→ Data listing:
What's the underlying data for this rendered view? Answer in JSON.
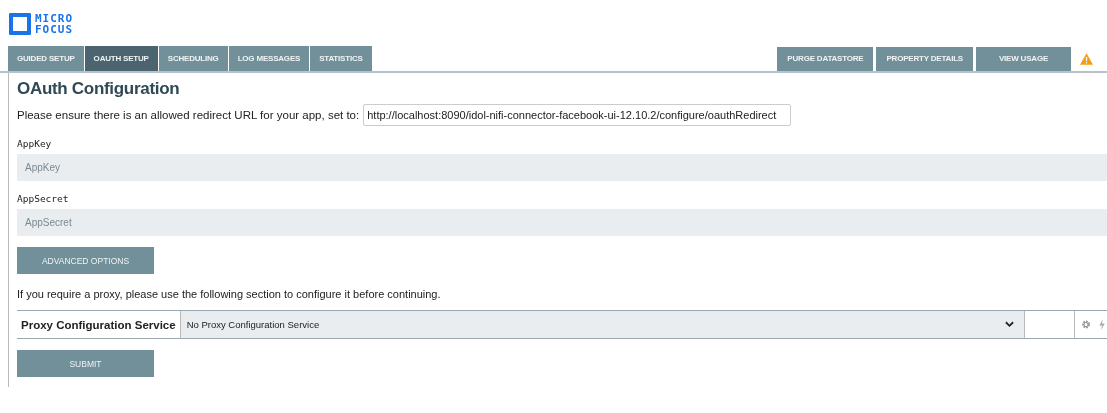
{
  "logo": {
    "line_1": "MICRO",
    "line_2": "FOCUS"
  },
  "tabs": [
    {
      "label": "GUIDED SETUP",
      "selected": false
    },
    {
      "label": "OAUTH SETUP",
      "selected": true
    },
    {
      "label": "SCHEDULING",
      "selected": false
    },
    {
      "label": "LOG MESSAGES",
      "selected": false
    },
    {
      "label": "STATISTICS",
      "selected": false
    }
  ],
  "actions": [
    "PURGE DATASTORE",
    "PROPERTY DETAILS",
    "VIEW USAGE"
  ],
  "heading": "OAuth Configuration",
  "redirect": {
    "text": "Please ensure there is an allowed redirect URL for your app, set to:",
    "value": "http://localhost:8090/idol-nifi-connector-facebook-ui-12.10.2/configure/oauthRedirect"
  },
  "fields": [
    {
      "label": "AppKey",
      "placeholder": "AppKey"
    },
    {
      "label": "AppSecret",
      "placeholder": "AppSecret"
    }
  ],
  "advanced_button": "ADVANCED OPTIONS",
  "proxy_note": "If you require a proxy, please use the following section to configure it before continuing.",
  "proxy": {
    "label": "Proxy Configuration Service",
    "value": "No Proxy Configuration Service"
  },
  "submit_button": "SUBMIT"
}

→ Directive: Keep the pictures out and write out the records exactly.

→ Task output:
What's the underlying data for this rendered view? Answer in JSON.
{
  "logo": {
    "line_1": "MICRO",
    "line_2": "FOCUS"
  },
  "tabs": [
    {
      "label": "GUIDED SETUP",
      "selected": false
    },
    {
      "label": "OAUTH SETUP",
      "selected": true
    },
    {
      "label": "SCHEDULING",
      "selected": false
    },
    {
      "label": "LOG MESSAGES",
      "selected": false
    },
    {
      "label": "STATISTICS",
      "selected": false
    }
  ],
  "actions": [
    "PURGE DATASTORE",
    "PROPERTY DETAILS",
    "VIEW USAGE"
  ],
  "heading": "OAuth Configuration",
  "redirect": {
    "text": "Please ensure there is an allowed redirect URL for your app, set to:",
    "value": "http://localhost:8090/idol-nifi-connector-facebook-ui-12.10.2/configure/oauthRedirect"
  },
  "fields": [
    {
      "label": "AppKey",
      "placeholder": "AppKey"
    },
    {
      "label": "AppSecret",
      "placeholder": "AppSecret"
    }
  ],
  "advanced_button": "ADVANCED OPTIONS",
  "proxy_note": "If you require a proxy, please use the following section to configure it before continuing.",
  "proxy": {
    "label": "Proxy Configuration Service",
    "value": "No Proxy Configuration Service"
  },
  "submit_button": "SUBMIT"
}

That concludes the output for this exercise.